━━━ SUPPLIED INFORMATION ━━━

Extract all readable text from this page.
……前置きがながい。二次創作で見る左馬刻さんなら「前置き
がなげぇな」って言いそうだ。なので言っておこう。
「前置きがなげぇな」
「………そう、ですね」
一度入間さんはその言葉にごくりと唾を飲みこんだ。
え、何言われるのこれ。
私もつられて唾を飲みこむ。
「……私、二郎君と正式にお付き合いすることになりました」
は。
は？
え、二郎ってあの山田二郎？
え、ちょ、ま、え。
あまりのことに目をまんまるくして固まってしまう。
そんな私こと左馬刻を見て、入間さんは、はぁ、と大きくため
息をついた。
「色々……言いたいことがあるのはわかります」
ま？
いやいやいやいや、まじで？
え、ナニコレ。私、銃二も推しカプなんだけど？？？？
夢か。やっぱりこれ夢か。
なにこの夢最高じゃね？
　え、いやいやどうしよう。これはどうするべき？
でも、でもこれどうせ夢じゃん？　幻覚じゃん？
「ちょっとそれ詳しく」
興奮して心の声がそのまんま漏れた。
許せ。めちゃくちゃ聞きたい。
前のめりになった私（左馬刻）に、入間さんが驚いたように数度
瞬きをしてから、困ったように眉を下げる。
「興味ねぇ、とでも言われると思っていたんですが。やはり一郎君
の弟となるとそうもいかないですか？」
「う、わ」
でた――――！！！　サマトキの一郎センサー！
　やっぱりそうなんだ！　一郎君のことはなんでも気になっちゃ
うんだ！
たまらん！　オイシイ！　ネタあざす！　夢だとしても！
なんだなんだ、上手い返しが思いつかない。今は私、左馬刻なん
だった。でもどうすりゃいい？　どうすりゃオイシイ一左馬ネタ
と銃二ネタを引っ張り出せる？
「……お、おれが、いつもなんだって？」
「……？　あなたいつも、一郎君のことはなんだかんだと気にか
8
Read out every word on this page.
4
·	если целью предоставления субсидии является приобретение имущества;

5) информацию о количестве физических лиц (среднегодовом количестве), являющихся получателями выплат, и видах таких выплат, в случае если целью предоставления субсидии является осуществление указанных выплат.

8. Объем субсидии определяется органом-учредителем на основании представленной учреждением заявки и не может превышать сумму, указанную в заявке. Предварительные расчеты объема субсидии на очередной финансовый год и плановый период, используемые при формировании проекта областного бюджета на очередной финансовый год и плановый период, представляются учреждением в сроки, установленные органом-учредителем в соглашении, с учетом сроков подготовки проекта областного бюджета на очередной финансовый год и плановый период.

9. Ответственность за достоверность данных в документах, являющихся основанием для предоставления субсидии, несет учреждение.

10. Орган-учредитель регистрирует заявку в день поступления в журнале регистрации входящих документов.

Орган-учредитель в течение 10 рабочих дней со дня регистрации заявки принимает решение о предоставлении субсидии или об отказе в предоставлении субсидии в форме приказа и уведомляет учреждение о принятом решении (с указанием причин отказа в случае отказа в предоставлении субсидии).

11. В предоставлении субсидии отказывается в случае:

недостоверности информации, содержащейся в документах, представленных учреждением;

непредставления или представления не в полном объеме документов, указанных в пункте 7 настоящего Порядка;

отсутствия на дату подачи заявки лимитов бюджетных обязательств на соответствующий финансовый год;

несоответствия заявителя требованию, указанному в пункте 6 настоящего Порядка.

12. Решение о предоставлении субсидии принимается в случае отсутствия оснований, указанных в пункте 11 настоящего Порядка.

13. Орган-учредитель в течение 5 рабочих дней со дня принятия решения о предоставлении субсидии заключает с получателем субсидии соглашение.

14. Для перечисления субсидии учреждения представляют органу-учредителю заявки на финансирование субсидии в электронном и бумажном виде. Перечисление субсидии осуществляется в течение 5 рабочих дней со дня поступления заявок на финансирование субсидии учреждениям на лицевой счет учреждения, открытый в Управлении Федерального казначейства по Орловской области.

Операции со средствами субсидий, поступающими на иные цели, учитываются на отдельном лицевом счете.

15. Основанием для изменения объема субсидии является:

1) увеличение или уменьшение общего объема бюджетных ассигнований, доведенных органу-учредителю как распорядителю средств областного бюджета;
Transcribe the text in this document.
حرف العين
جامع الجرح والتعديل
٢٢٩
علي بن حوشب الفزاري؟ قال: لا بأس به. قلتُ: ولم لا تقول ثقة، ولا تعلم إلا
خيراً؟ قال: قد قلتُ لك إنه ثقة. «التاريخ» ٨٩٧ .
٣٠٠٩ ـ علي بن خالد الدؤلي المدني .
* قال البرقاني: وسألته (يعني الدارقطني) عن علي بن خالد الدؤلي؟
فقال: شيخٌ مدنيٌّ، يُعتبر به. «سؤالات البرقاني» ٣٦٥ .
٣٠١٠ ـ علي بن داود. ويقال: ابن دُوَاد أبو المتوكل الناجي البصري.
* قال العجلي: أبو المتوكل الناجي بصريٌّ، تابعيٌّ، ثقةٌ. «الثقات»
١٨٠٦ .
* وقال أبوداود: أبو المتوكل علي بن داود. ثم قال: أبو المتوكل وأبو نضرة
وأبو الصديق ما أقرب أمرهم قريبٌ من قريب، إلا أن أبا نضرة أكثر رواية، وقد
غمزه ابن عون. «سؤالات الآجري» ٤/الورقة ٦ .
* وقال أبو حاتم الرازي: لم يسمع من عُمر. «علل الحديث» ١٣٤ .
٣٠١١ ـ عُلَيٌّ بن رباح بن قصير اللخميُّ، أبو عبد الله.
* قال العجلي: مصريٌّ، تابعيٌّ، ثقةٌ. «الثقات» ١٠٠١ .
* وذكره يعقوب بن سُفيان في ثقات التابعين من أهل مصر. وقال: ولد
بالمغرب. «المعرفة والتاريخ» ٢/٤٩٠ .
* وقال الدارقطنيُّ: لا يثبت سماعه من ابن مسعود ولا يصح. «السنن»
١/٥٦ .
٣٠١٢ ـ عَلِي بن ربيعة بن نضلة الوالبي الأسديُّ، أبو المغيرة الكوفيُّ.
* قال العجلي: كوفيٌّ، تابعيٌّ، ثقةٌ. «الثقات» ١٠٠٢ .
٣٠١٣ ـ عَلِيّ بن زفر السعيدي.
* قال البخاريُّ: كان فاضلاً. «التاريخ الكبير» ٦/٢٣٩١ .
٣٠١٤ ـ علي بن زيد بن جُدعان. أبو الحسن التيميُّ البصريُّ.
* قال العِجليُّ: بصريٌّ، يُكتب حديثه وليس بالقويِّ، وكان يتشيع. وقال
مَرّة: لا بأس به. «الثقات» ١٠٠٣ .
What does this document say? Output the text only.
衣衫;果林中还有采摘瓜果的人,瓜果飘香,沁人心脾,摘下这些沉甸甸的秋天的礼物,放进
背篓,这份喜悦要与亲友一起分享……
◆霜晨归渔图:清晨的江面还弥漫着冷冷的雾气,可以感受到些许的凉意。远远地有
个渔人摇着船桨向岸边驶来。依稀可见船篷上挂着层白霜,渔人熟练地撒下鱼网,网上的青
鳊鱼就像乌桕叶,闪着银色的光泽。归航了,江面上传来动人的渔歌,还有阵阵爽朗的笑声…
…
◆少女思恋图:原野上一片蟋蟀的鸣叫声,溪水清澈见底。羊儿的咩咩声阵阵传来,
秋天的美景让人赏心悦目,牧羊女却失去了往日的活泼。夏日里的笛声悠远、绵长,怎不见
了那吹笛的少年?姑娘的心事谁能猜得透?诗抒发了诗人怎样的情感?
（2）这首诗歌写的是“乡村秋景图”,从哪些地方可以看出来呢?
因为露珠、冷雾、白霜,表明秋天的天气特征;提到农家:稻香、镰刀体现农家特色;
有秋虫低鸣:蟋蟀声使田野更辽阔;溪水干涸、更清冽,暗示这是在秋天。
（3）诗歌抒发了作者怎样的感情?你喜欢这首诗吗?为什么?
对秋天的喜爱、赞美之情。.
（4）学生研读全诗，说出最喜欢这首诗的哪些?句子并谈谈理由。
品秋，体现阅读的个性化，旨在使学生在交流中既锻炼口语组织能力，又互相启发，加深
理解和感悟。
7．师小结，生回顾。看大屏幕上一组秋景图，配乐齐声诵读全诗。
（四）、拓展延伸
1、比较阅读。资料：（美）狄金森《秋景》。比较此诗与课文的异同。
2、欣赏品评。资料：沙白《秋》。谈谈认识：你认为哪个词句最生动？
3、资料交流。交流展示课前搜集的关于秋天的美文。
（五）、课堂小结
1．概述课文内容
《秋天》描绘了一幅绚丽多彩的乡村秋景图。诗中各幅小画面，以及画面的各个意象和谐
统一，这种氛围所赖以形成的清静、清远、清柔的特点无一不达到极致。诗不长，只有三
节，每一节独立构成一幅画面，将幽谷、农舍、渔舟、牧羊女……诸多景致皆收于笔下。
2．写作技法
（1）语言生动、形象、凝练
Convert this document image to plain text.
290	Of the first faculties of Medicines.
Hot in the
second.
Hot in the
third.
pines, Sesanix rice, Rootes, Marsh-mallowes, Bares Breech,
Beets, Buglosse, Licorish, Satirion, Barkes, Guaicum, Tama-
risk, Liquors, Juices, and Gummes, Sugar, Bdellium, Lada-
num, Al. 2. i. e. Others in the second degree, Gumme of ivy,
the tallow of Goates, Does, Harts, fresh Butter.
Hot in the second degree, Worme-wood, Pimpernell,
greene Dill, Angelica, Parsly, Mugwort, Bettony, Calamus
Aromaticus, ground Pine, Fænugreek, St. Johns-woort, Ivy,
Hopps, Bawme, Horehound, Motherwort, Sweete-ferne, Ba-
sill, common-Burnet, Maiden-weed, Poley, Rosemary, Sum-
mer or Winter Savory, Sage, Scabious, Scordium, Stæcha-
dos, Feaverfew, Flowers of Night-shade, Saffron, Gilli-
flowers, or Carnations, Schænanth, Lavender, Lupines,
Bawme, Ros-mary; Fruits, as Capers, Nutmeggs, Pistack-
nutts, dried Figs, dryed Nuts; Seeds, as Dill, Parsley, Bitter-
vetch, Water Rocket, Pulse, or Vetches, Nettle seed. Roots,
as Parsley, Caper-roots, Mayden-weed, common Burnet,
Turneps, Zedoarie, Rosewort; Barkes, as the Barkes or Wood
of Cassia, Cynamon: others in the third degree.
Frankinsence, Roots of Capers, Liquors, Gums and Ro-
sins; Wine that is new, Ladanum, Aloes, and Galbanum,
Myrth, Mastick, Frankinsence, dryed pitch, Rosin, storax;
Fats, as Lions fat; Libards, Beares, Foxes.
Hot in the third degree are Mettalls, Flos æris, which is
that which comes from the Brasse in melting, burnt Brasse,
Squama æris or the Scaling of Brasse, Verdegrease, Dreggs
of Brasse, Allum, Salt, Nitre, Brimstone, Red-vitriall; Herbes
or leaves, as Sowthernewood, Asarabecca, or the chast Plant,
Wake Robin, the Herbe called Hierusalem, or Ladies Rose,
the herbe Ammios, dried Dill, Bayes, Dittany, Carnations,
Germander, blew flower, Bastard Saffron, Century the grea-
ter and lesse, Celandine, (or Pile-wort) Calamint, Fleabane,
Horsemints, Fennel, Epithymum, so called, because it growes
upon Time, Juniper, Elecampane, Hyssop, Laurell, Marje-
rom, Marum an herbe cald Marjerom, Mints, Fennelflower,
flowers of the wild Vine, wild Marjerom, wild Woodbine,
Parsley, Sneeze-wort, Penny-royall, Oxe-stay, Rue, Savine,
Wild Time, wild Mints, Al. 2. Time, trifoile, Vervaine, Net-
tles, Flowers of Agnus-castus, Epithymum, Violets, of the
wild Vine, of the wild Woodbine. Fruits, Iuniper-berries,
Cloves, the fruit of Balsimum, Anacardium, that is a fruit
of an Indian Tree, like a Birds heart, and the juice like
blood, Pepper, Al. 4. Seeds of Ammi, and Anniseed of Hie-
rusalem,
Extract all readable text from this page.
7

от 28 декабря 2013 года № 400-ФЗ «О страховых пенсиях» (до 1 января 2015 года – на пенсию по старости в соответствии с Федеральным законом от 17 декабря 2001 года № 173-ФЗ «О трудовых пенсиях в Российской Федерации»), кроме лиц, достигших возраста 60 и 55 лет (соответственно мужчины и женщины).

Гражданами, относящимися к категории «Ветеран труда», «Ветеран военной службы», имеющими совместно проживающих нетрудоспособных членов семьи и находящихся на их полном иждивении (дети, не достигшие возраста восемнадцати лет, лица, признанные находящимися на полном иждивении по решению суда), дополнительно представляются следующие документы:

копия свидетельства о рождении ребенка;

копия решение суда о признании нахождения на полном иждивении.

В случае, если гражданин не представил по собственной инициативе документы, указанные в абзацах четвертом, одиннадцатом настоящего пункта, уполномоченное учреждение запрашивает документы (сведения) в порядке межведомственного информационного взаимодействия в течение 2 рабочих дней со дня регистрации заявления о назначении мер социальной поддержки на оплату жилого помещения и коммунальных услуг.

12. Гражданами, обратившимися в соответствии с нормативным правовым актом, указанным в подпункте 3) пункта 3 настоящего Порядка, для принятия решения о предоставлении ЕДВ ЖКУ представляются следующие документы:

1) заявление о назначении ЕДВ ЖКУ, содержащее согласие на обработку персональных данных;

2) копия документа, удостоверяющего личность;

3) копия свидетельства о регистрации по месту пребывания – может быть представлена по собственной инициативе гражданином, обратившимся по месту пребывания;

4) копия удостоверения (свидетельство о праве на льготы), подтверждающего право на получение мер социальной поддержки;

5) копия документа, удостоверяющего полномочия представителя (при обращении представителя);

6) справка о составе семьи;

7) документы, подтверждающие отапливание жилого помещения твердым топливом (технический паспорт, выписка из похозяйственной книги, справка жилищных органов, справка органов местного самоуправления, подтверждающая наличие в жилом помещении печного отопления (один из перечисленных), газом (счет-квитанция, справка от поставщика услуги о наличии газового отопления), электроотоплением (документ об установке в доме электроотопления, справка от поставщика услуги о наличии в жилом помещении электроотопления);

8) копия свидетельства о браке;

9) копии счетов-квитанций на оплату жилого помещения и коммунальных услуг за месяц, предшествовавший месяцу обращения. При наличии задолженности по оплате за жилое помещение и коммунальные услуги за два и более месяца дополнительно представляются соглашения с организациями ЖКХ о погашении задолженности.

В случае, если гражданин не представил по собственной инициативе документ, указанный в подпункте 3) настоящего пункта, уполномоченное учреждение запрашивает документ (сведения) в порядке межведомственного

━━━

▸ **REQUIREMENTS**
Copy out each line in the listing that has the word "Гражданами".

▸ **COMPLETED TASK**
Гражданами, относящимися к категории «Ветеран труда», «Ветеран военной службы», имеющими совместно проживающих нетрудоспособных членов семьи и находящихся на их полном иждивении (дети, не достигшие возраста восемнадцати лет, лица, признанные находящимися на полном иждивении по решению суда), дополнительно представляются следующие документы:
12. Гражданами, обратившимися в соответствии с нормативным правовым актом, указанным в подпункте 3) пункта 3 настоящего Порядка, для принятия решения о предоставлении ЕДВ ЖКУ представляются следующие документы:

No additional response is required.